* **TASK DESCRIPTION**:
Transcribe every entry word for word. Skip the pictures.

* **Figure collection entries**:
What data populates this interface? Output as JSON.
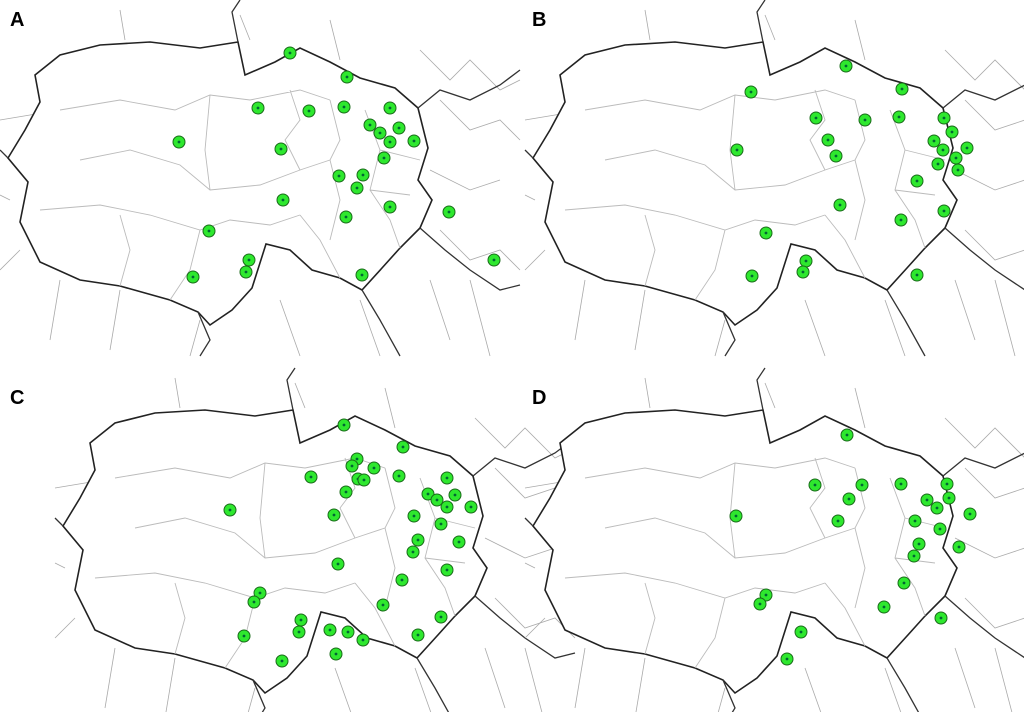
{
  "panels": [
    {
      "label": "A"
    },
    {
      "label": "B"
    },
    {
      "label": "C"
    },
    {
      "label": "D"
    }
  ]
}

* **TASK RESPONSE**:
What data populates this interface? Output as JSON.
{
  "panels": [
    {
      "label": "A"
    },
    {
      "label": "B"
    },
    {
      "label": "C"
    },
    {
      "label": "D"
    }
  ]
}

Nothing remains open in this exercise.